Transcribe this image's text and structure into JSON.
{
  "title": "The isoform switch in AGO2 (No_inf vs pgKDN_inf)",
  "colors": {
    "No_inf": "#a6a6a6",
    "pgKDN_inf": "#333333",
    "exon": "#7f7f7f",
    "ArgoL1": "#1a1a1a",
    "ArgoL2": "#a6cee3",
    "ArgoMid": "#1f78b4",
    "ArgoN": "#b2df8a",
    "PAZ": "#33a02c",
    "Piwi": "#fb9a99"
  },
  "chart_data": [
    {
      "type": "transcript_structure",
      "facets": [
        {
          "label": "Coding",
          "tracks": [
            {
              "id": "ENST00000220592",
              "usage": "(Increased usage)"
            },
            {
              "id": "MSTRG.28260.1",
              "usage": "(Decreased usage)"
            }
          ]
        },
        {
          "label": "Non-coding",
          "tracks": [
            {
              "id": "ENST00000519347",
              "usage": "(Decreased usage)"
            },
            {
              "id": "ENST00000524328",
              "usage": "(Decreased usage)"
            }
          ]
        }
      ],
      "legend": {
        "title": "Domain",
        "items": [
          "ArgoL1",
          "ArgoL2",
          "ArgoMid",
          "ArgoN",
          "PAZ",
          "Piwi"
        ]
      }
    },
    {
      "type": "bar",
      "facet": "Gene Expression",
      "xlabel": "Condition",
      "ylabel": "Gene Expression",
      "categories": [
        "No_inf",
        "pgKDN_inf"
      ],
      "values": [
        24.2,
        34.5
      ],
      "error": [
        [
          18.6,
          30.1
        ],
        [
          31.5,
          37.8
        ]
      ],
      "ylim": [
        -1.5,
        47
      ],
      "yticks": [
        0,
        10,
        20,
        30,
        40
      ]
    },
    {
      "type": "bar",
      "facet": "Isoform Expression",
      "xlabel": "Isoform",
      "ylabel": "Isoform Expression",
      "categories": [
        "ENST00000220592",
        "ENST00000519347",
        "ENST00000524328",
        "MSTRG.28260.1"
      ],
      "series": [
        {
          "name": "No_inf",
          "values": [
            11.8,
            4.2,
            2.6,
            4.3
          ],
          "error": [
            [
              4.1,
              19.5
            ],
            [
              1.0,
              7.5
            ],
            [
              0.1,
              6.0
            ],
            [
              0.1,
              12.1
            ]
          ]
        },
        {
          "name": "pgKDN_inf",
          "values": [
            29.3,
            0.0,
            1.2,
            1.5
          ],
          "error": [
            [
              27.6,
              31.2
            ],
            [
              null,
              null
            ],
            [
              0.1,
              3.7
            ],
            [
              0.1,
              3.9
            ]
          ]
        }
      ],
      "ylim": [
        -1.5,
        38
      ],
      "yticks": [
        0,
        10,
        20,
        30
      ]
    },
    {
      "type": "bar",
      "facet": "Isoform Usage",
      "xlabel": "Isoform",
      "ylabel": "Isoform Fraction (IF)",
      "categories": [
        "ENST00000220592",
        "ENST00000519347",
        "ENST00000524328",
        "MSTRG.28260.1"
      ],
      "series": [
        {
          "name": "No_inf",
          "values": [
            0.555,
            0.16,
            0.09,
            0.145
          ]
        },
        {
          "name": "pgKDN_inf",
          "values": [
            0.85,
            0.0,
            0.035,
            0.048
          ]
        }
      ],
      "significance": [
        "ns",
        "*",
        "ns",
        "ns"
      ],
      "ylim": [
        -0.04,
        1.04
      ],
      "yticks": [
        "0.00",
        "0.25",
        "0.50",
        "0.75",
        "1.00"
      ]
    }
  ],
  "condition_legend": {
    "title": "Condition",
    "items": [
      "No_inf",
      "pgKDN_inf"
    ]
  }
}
::::
**WHAT TO PRODUCE:** Write the entries again, exactly as they stand.

**WRITTEN ANSWER:**
Transcribe this image's text and structure into JSON.
{
  "title": "The isoform switch in AGO2 (No_inf vs pgKDN_inf)",
  "colors": {
    "No_inf": "#a6a6a6",
    "pgKDN_inf": "#333333",
    "exon": "#7f7f7f",
    "ArgoL1": "#1a1a1a",
    "ArgoL2": "#a6cee3",
    "ArgoMid": "#1f78b4",
    "ArgoN": "#b2df8a",
    "PAZ": "#33a02c",
    "Piwi": "#fb9a99"
  },
  "chart_data": [
    {
      "type": "transcript_structure",
      "facets": [
        {
          "label": "Coding",
          "tracks": [
            {
              "id": "ENST00000220592",
              "usage": "(Increased usage)"
            },
            {
              "id": "MSTRG.28260.1",
              "usage": "(Decreased usage)"
            }
          ]
        },
        {
          "label": "Non-coding",
          "tracks": [
            {
              "id": "ENST00000519347",
              "usage": "(Decreased usage)"
            },
            {
              "id": "ENST00000524328",
              "usage": "(Decreased usage)"
            }
          ]
        }
      ],
      "legend": {
        "title": "Domain",
        "items": [
          "ArgoL1",
          "ArgoL2",
          "ArgoMid",
          "ArgoN",
          "PAZ",
          "Piwi"
        ]
      }
    },
    {
      "type": "bar",
      "facet": "Gene Expression",
      "xlabel": "Condition",
      "ylabel": "Gene Expression",
      "categories": [
        "No_inf",
        "pgKDN_inf"
      ],
      "values": [
        24.2,
        34.5
      ],
      "error": [
        [
          18.6,
          30.1
        ],
        [
          31.5,
          37.8
        ]
      ],
      "ylim": [
        -1.5,
        47
      ],
      "yticks": [
        0,
        10,
        20,
        30,
        40
      ]
    },
    {
      "type": "bar",
      "facet": "Isoform Expression",
      "xlabel": "Isoform",
      "ylabel": "Isoform Expression",
      "categories": [
        "ENST00000220592",
        "ENST00000519347",
        "ENST00000524328",
        "MSTRG.28260.1"
      ],
      "series": [
        {
          "name": "No_inf",
          "values": [
            11.8,
            4.2,
            2.6,
            4.3
          ],
          "error": [
            [
              4.1,
              19.5
            ],
            [
              1.0,
              7.5
            ],
            [
              0.1,
              6.0
            ],
            [
              0.1,
              12.1
            ]
          ]
        },
        {
          "name": "pgKDN_inf",
          "values": [
            29.3,
            0.0,
            1.2,
            1.5
          ],
          "error": [
            [
              27.6,
              31.2
            ],
            [
              null,
              null
            ],
            [
              0.1,
              3.7
            ],
            [
              0.1,
              3.9
            ]
          ]
        }
      ],
      "ylim": [
        -1.5,
        38
      ],
      "yticks": [
        0,
        10,
        20,
        30
      ]
    },
    {
      "type": "bar",
      "facet": "Isoform Usage",
      "xlabel": "Isoform",
      "ylabel": "Isoform Fraction (IF)",
      "categories": [
        "ENST00000220592",
        "ENST00000519347",
        "ENST00000524328",
        "MSTRG.28260.1"
      ],
      "series": [
        {
          "name": "No_inf",
          "values": [
            0.555,
            0.16,
            0.09,
            0.145
          ]
        },
        {
          "name": "pgKDN_inf",
          "values": [
            0.85,
            0.0,
            0.035,
            0.048
          ]
        }
      ],
      "significance": [
        "ns",
        "*",
        "ns",
        "ns"
      ],
      "ylim": [
        -0.04,
        1.04
      ],
      "yticks": [
        "0.00",
        "0.25",
        "0.50",
        "0.75",
        "1.00"
      ]
    }
  ],
  "condition_legend": {
    "title": "Condition",
    "items": [
      "No_inf",
      "pgKDN_inf"
    ]
  }
}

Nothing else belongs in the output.